- **Instructions for the task**
Check every line of the data below for the string "voorzichtig", and copy the ones that hold it.
┌──
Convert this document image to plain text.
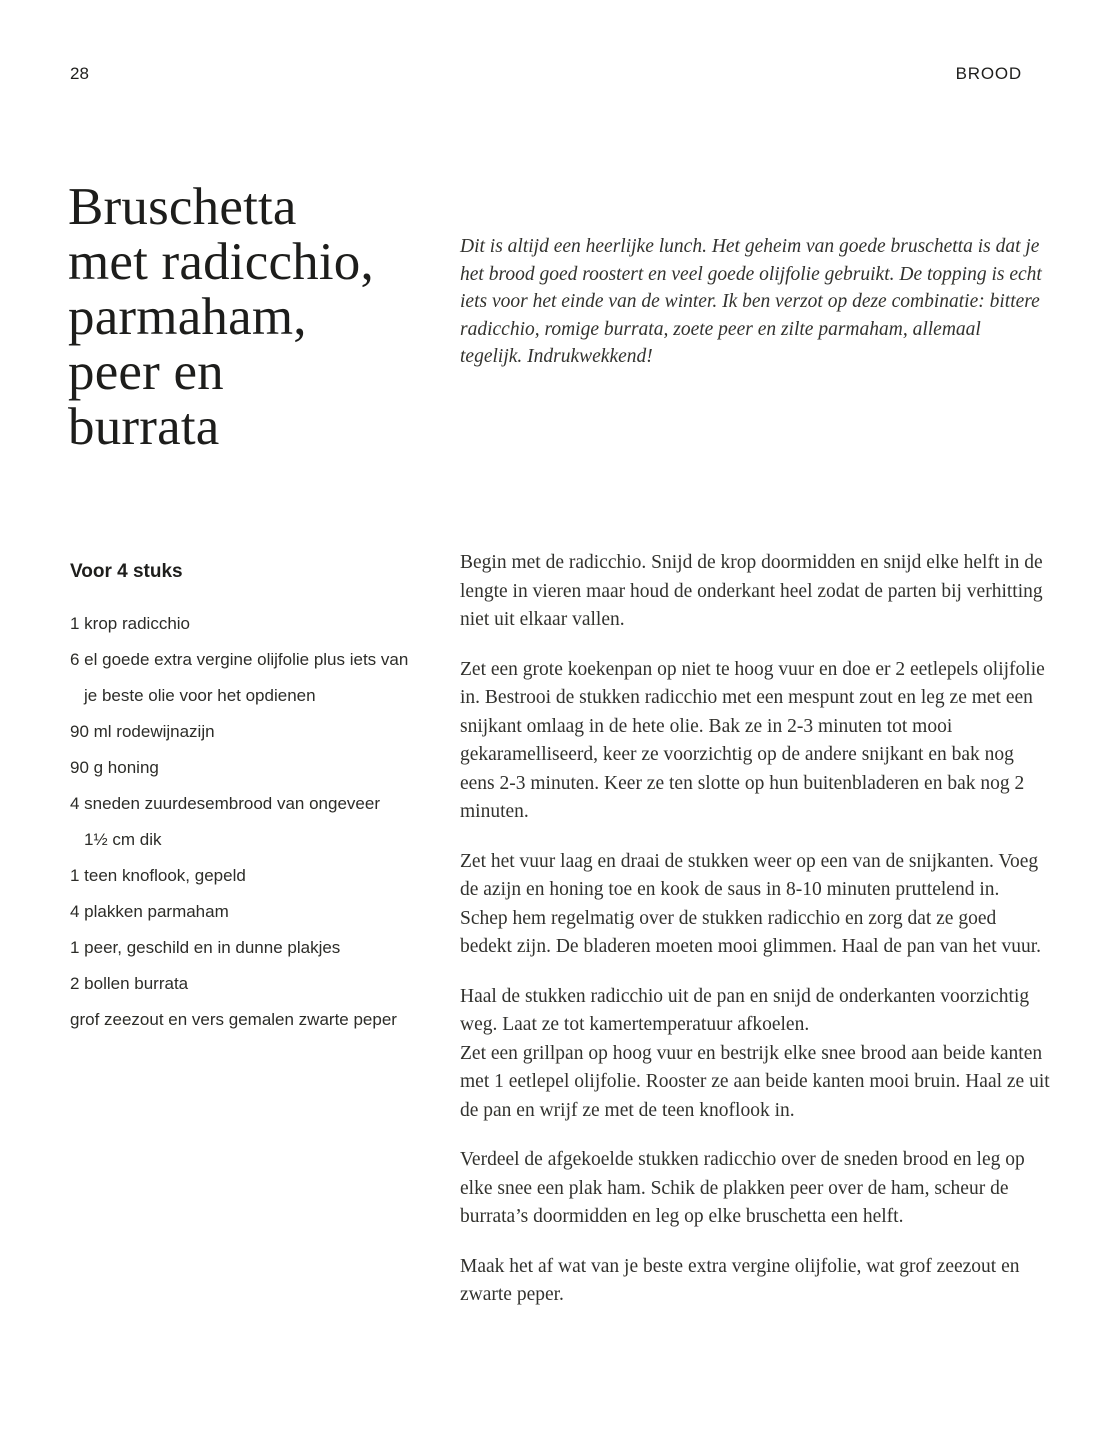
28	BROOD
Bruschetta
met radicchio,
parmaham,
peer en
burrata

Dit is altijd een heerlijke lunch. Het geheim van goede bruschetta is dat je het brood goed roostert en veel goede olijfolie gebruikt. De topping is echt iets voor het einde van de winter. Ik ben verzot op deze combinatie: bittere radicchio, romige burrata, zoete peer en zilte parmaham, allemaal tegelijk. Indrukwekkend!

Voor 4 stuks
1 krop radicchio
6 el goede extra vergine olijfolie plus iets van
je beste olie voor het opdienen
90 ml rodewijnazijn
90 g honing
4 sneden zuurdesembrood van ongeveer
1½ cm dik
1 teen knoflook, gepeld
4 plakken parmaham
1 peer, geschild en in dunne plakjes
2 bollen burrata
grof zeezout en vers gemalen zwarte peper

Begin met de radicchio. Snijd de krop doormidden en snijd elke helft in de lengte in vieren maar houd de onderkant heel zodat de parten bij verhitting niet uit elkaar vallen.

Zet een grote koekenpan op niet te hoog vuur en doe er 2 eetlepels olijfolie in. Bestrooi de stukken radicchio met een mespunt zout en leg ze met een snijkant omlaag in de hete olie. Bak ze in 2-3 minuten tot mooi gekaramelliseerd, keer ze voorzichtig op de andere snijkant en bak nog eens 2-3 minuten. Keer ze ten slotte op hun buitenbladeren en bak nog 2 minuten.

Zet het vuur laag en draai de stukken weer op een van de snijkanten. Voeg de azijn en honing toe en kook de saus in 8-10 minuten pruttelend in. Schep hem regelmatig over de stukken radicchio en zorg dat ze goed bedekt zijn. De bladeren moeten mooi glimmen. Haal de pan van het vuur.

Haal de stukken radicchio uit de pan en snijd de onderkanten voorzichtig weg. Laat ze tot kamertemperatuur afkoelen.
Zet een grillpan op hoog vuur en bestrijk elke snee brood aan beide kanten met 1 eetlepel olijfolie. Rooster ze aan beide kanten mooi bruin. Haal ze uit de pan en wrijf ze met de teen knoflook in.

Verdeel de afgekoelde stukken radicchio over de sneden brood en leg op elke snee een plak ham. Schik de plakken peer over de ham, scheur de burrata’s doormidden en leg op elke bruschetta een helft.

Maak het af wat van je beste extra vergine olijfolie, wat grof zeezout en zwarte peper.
└──
┌──
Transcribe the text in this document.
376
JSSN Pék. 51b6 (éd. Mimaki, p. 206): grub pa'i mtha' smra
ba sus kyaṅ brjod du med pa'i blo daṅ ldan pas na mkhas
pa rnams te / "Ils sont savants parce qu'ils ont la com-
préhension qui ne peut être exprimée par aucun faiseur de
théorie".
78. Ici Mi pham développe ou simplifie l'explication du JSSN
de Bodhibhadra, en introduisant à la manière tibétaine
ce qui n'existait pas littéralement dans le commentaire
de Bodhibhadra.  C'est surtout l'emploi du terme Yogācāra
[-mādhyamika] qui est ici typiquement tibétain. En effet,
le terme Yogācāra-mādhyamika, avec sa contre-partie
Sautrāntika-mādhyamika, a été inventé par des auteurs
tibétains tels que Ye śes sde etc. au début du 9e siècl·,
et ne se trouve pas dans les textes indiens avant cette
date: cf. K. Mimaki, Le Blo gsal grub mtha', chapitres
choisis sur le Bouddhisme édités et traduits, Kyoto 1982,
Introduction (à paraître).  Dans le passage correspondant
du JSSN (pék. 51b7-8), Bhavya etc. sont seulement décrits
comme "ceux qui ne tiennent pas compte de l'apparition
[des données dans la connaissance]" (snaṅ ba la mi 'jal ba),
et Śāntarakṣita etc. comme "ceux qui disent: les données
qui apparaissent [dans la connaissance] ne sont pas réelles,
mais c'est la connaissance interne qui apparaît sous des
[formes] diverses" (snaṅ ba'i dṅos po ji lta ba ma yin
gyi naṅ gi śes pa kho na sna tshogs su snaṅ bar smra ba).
└──
- **Result**
Zet een grote koekenpan op niet te hoog vuur en doe er 2 eetlepels olijfolie in. Bestrooi de stukken radicchio met een mespunt zout en leg ze met een snijkant omlaag in de hete olie. Bak ze in 2-3 minuten tot mooi gekaramelliseerd, keer ze voorzichtig op de andere snijkant en bak nog eens 2-3 minuten. Keer ze ten slotte op hun buitenbladeren en bak nog 2 minuten.
Haal de stukken radicchio uit de pan en snijd de onderkanten voorzichtig weg. Laat ze tot kamertemperatuur afkoelen.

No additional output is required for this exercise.